> **Work to complete**
Could you extract every entry below and reproduce it exactly?

--- Supplied material ---

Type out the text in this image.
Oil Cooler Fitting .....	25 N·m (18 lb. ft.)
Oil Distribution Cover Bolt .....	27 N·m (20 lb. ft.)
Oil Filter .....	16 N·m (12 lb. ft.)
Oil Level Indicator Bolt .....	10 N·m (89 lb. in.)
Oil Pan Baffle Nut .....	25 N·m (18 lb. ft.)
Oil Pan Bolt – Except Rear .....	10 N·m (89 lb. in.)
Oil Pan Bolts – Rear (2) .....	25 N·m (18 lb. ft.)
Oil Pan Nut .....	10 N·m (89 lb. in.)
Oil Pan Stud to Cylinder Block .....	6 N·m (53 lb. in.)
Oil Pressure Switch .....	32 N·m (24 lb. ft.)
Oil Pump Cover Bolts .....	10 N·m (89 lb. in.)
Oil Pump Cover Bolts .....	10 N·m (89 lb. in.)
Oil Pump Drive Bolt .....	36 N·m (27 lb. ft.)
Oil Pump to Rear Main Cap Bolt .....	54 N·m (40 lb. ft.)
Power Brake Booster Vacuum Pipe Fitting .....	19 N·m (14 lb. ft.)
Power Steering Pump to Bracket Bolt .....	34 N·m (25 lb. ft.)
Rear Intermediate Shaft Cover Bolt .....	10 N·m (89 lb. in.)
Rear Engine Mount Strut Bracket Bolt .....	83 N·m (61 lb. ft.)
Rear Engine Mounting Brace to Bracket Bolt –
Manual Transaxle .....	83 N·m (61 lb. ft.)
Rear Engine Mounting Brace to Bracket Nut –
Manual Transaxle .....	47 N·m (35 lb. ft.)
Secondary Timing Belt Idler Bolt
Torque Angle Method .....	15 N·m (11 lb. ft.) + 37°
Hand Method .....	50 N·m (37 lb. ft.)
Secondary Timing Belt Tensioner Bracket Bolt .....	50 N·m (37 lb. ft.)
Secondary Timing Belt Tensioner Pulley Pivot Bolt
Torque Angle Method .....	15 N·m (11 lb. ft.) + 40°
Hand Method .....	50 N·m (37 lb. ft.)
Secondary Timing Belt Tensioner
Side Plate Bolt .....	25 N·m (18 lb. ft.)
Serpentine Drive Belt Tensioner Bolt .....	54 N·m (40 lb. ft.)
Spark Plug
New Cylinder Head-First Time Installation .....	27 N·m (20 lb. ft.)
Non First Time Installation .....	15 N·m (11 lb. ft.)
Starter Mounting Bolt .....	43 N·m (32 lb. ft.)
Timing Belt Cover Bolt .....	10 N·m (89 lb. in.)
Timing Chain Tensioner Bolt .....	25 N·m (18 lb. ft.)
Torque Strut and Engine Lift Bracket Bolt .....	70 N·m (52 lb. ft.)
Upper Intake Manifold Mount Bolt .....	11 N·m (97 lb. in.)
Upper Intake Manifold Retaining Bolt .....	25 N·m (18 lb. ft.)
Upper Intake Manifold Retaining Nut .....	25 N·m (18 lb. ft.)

---

> **Expected answer**
Type out the text in this image.
Oil Cooler Fitting .....	25 N·m (18 lb. ft.)
Oil Distribution Cover Bolt .....	27 N·m (20 lb. ft.)
Oil Filter .....	16 N·m (12 lb. ft.)
Oil Level Indicator Bolt .....	10 N·m (89 lb. in.)
Oil Pan Baffle Nut .....	25 N·m (18 lb. ft.)
Oil Pan Bolt – Except Rear .....	10 N·m (89 lb. in.)
Oil Pan Bolts – Rear (2) .....	25 N·m (18 lb. ft.)
Oil Pan Nut .....	10 N·m (89 lb. in.)
Oil Pan Stud to Cylinder Block .....	6 N·m (53 lb. in.)
Oil Pressure Switch .....	32 N·m (24 lb. ft.)
Oil Pump Cover Bolts .....	10 N·m (89 lb. in.)
Oil Pump Cover Bolts .....	10 N·m (89 lb. in.)
Oil Pump Drive Bolt .....	36 N·m (27 lb. ft.)
Oil Pump to Rear Main Cap Bolt .....	54 N·m (40 lb. ft.)
Power Brake Booster Vacuum Pipe Fitting .....	19 N·m (14 lb. ft.)
Power Steering Pump to Bracket Bolt .....	34 N·m (25 lb. ft.)
Rear Intermediate Shaft Cover Bolt .....	10 N·m (89 lb. in.)
Rear Engine Mount Strut Bracket Bolt .....	83 N·m (61 lb. ft.)
Rear Engine Mounting Brace to Bracket Bolt –
Manual Transaxle .....	83 N·m (61 lb. ft.)
Rear Engine Mounting Brace to Bracket Nut –
Manual Transaxle .....	47 N·m (35 lb. ft.)
Secondary Timing Belt Idler Bolt
Torque Angle Method .....	15 N·m (11 lb. ft.) + 37°
Hand Method .....	50 N·m (37 lb. ft.)
Secondary Timing Belt Tensioner Bracket Bolt .....	50 N·m (37 lb. ft.)
Secondary Timing Belt Tensioner Pulley Pivot Bolt
Torque Angle Method .....	15 N·m (11 lb. ft.) + 40°
Hand Method .....	50 N·m (37 lb. ft.)
Secondary Timing Belt Tensioner
Side Plate Bolt .....	25 N·m (18 lb. ft.)
Serpentine Drive Belt Tensioner Bolt .....	54 N·m (40 lb. ft.)
Spark Plug
New Cylinder Head-First Time Installation .....	27 N·m (20 lb. ft.)
Non First Time Installation .....	15 N·m (11 lb. ft.)
Starter Mounting Bolt .....	43 N·m (32 lb. ft.)
Timing Belt Cover Bolt .....	10 N·m (89 lb. in.)
Timing Chain Tensioner Bolt .....	25 N·m (18 lb. ft.)
Torque Strut and Engine Lift Bracket Bolt .....	70 N·m (52 lb. ft.)
Upper Intake Manifold Mount Bolt .....	11 N·m (97 lb. in.)
Upper Intake Manifold Retaining Bolt .....	25 N·m (18 lb. ft.)
Upper Intake Manifold Retaining Nut .....	25 N·m (18 lb. ft.)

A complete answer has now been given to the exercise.